What to do |
Reproduce each line of the listing exactly.

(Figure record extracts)

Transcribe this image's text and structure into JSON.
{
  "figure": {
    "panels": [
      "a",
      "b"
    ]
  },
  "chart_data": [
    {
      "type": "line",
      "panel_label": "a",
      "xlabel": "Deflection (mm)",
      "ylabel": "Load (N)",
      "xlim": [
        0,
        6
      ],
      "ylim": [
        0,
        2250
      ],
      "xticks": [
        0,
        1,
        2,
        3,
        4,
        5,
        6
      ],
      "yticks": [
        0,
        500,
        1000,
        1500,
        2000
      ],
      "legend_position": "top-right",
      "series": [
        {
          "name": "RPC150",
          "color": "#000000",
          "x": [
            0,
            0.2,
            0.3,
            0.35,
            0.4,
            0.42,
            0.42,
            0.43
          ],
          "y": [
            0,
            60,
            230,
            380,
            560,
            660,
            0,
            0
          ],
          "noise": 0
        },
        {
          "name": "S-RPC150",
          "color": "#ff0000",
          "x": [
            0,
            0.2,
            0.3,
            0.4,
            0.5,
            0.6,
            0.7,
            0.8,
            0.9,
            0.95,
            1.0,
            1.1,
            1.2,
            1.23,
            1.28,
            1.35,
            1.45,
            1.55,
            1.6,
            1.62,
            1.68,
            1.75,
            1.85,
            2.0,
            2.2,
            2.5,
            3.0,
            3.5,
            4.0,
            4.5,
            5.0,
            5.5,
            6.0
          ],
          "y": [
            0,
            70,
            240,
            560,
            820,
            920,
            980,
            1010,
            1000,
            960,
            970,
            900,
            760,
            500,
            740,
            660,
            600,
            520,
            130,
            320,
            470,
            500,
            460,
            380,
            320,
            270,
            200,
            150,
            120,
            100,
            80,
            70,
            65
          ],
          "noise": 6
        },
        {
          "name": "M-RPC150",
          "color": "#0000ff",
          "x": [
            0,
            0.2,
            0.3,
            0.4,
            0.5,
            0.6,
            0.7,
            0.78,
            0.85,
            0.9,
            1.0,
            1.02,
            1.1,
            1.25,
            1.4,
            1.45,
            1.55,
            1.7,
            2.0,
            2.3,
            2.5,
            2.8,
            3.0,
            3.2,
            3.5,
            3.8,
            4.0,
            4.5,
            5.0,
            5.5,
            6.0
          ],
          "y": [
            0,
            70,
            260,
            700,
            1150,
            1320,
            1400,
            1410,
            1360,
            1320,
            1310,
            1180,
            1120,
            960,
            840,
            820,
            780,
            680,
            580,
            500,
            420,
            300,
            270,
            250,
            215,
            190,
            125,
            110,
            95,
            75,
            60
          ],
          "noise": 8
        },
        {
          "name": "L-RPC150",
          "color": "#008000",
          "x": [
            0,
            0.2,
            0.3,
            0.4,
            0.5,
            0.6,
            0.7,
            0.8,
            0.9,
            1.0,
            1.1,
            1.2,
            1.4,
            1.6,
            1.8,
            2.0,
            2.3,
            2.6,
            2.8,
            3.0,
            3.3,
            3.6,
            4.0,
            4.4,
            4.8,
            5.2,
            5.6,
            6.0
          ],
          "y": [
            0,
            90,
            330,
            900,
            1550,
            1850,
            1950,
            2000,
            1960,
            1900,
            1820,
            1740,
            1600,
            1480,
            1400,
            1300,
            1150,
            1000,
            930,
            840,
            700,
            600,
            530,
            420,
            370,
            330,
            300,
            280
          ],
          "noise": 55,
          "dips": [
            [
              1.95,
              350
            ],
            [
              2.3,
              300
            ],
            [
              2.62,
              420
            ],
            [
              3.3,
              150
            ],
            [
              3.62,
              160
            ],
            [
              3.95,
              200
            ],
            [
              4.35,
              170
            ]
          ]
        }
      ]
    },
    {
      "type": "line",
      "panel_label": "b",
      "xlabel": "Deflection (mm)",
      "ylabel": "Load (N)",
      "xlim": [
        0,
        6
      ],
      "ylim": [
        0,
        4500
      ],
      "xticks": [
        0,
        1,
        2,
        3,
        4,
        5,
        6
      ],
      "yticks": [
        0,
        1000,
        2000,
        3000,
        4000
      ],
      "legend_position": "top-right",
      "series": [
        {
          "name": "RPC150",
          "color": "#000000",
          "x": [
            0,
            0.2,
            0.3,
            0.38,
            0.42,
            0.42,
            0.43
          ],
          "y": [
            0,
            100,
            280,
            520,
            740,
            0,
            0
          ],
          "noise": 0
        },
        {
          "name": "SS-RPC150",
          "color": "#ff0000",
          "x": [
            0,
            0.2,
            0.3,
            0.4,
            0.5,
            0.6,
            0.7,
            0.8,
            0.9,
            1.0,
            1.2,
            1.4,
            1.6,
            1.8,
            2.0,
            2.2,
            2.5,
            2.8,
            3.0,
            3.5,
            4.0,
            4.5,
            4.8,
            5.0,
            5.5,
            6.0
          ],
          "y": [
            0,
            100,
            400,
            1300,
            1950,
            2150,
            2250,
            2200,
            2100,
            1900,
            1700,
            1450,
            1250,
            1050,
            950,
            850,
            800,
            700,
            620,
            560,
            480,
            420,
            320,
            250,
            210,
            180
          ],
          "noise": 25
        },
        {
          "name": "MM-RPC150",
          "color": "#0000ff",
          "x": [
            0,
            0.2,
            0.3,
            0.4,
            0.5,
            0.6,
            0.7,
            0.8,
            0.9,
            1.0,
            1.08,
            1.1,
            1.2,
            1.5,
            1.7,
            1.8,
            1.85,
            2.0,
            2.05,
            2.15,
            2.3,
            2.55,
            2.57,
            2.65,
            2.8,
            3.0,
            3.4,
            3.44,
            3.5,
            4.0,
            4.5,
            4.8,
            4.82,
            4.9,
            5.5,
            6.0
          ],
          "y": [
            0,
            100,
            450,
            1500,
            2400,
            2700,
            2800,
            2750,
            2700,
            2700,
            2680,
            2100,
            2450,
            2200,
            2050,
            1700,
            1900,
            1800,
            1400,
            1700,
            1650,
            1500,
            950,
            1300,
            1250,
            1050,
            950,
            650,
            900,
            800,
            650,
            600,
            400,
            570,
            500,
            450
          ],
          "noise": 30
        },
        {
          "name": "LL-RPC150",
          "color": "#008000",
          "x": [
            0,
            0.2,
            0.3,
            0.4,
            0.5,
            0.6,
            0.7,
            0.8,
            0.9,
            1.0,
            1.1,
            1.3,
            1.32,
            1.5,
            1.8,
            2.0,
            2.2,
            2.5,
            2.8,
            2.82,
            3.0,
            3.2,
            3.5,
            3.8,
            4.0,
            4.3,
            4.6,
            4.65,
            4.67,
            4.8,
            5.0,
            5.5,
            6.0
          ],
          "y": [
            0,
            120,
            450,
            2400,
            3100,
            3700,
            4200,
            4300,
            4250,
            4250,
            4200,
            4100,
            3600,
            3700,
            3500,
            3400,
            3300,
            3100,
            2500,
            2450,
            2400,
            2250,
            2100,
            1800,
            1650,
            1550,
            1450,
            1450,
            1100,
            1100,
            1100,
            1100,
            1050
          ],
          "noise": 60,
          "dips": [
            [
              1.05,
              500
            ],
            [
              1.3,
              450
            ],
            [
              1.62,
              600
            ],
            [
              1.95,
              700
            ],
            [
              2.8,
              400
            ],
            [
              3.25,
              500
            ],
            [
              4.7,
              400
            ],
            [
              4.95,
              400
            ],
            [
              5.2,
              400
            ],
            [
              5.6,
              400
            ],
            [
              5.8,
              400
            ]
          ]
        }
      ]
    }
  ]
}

Completed task |
Transcribe this image's text and structure into JSON.
{
  "figure": {
    "panels": [
      "a",
      "b"
    ]
  },
  "chart_data": [
    {
      "type": "line",
      "panel_label": "a",
      "xlabel": "Deflection (mm)",
      "ylabel": "Load (N)",
      "xlim": [
        0,
        6
      ],
      "ylim": [
        0,
        2250
      ],
      "xticks": [
        0,
        1,
        2,
        3,
        4,
        5,
        6
      ],
      "yticks": [
        0,
        500,
        1000,
        1500,
        2000
      ],
      "legend_position": "top-right",
      "series": [
        {
          "name": "RPC150",
          "color": "#000000",
          "x": [
            0,
            0.2,
            0.3,
            0.35,
            0.4,
            0.42,
            0.42,
            0.43
          ],
          "y": [
            0,
            60,
            230,
            380,
            560,
            660,
            0,
            0
          ],
          "noise": 0
        },
        {
          "name": "S-RPC150",
          "color": "#ff0000",
          "x": [
            0,
            0.2,
            0.3,
            0.4,
            0.5,
            0.6,
            0.7,
            0.8,
            0.9,
            0.95,
            1.0,
            1.1,
            1.2,
            1.23,
            1.28,
            1.35,
            1.45,
            1.55,
            1.6,
            1.62,
            1.68,
            1.75,
            1.85,
            2.0,
            2.2,
            2.5,
            3.0,
            3.5,
            4.0,
            4.5,
            5.0,
            5.5,
            6.0
          ],
          "y": [
            0,
            70,
            240,
            560,
            820,
            920,
            980,
            1010,
            1000,
            960,
            970,
            900,
            760,
            500,
            740,
            660,
            600,
            520,
            130,
            320,
            470,
            500,
            460,
            380,
            320,
            270,
            200,
            150,
            120,
            100,
            80,
            70,
            65
          ],
          "noise": 6
        },
        {
          "name": "M-RPC150",
          "color": "#0000ff",
          "x": [
            0,
            0.2,
            0.3,
            0.4,
            0.5,
            0.6,
            0.7,
            0.78,
            0.85,
            0.9,
            1.0,
            1.02,
            1.1,
            1.25,
            1.4,
            1.45,
            1.55,
            1.7,
            2.0,
            2.3,
            2.5,
            2.8,
            3.0,
            3.2,
            3.5,
            3.8,
            4.0,
            4.5,
            5.0,
            5.5,
            6.0
          ],
          "y": [
            0,
            70,
            260,
            700,
            1150,
            1320,
            1400,
            1410,
            1360,
            1320,
            1310,
            1180,
            1120,
            960,
            840,
            820,
            780,
            680,
            580,
            500,
            420,
            300,
            270,
            250,
            215,
            190,
            125,
            110,
            95,
            75,
            60
          ],
          "noise": 8
        },
        {
          "name": "L-RPC150",
          "color": "#008000",
          "x": [
            0,
            0.2,
            0.3,
            0.4,
            0.5,
            0.6,
            0.7,
            0.8,
            0.9,
            1.0,
            1.1,
            1.2,
            1.4,
            1.6,
            1.8,
            2.0,
            2.3,
            2.6,
            2.8,
            3.0,
            3.3,
            3.6,
            4.0,
            4.4,
            4.8,
            5.2,
            5.6,
            6.0
          ],
          "y": [
            0,
            90,
            330,
            900,
            1550,
            1850,
            1950,
            2000,
            1960,
            1900,
            1820,
            1740,
            1600,
            1480,
            1400,
            1300,
            1150,
            1000,
            930,
            840,
            700,
            600,
            530,
            420,
            370,
            330,
            300,
            280
          ],
          "noise": 55,
          "dips": [
            [
              1.95,
              350
            ],
            [
              2.3,
              300
            ],
            [
              2.62,
              420
            ],
            [
              3.3,
              150
            ],
            [
              3.62,
              160
            ],
            [
              3.95,
              200
            ],
            [
              4.35,
              170
            ]
          ]
        }
      ]
    },
    {
      "type": "line",
      "panel_label": "b",
      "xlabel": "Deflection (mm)",
      "ylabel": "Load (N)",
      "xlim": [
        0,
        6
      ],
      "ylim": [
        0,
        4500
      ],
      "xticks": [
        0,
        1,
        2,
        3,
        4,
        5,
        6
      ],
      "yticks": [
        0,
        1000,
        2000,
        3000,
        4000
      ],
      "legend_position": "top-right",
      "series": [
        {
          "name": "RPC150",
          "color": "#000000",
          "x": [
            0,
            0.2,
            0.3,
            0.38,
            0.42,
            0.42,
            0.43
          ],
          "y": [
            0,
            100,
            280,
            520,
            740,
            0,
            0
          ],
          "noise": 0
        },
        {
          "name": "SS-RPC150",
          "color": "#ff0000",
          "x": [
            0,
            0.2,
            0.3,
            0.4,
            0.5,
            0.6,
            0.7,
            0.8,
            0.9,
            1.0,
            1.2,
            1.4,
            1.6,
            1.8,
            2.0,
            2.2,
            2.5,
            2.8,
            3.0,
            3.5,
            4.0,
            4.5,
            4.8,
            5.0,
            5.5,
            6.0
          ],
          "y": [
            0,
            100,
            400,
            1300,
            1950,
            2150,
            2250,
            2200,
            2100,
            1900,
            1700,
            1450,
            1250,
            1050,
            950,
            850,
            800,
            700,
            620,
            560,
            480,
            420,
            320,
            250,
            210,
            180
          ],
          "noise": 25
        },
        {
          "name": "MM-RPC150",
          "color": "#0000ff",
          "x": [
            0,
            0.2,
            0.3,
            0.4,
            0.5,
            0.6,
            0.7,
            0.8,
            0.9,
            1.0,
            1.08,
            1.1,
            1.2,
            1.5,
            1.7,
            1.8,
            1.85,
            2.0,
            2.05,
            2.15,
            2.3,
            2.55,
            2.57,
            2.65,
            2.8,
            3.0,
            3.4,
            3.44,
            3.5,
            4.0,
            4.5,
            4.8,
            4.82,
            4.9,
            5.5,
            6.0
          ],
          "y": [
            0,
            100,
            450,
            1500,
            2400,
            2700,
            2800,
            2750,
            2700,
            2700,
            2680,
            2100,
            2450,
            2200,
            2050,
            1700,
            1900,
            1800,
            1400,
            1700,
            1650,
            1500,
            950,
            1300,
            1250,
            1050,
            950,
            650,
            900,
            800,
            650,
            600,
            400,
            570,
            500,
            450
          ],
          "noise": 30
        },
        {
          "name": "LL-RPC150",
          "color": "#008000",
          "x": [
            0,
            0.2,
            0.3,
            0.4,
            0.5,
            0.6,
            0.7,
            0.8,
            0.9,
            1.0,
            1.1,
            1.3,
            1.32,
            1.5,
            1.8,
            2.0,
            2.2,
            2.5,
            2.8,
            2.82,
            3.0,
            3.2,
            3.5,
            3.8,
            4.0,
            4.3,
            4.6,
            4.65,
            4.67,
            4.8,
            5.0,
            5.5,
            6.0
          ],
          "y": [
            0,
            120,
            450,
            2400,
            3100,
            3700,
            4200,
            4300,
            4250,
            4250,
            4200,
            4100,
            3600,
            3700,
            3500,
            3400,
            3300,
            3100,
            2500,
            2450,
            2400,
            2250,
            2100,
            1800,
            1650,
            1550,
            1450,
            1450,
            1100,
            1100,
            1100,
            1100,
            1050
          ],
          "noise": 60,
          "dips": [
            [
              1.05,
              500
            ],
            [
              1.3,
              450
            ],
            [
              1.62,
              600
            ],
            [
              1.95,
              700
            ],
            [
              2.8,
              400
            ],
            [
              3.25,
              500
            ],
            [
              4.7,
              400
            ],
            [
              4.95,
              400
            ],
            [
              5.2,
              400
            ],
            [
              5.6,
              400
            ],
            [
              5.8,
              400
            ]
          ]
        }
      ]
    }
  ]
}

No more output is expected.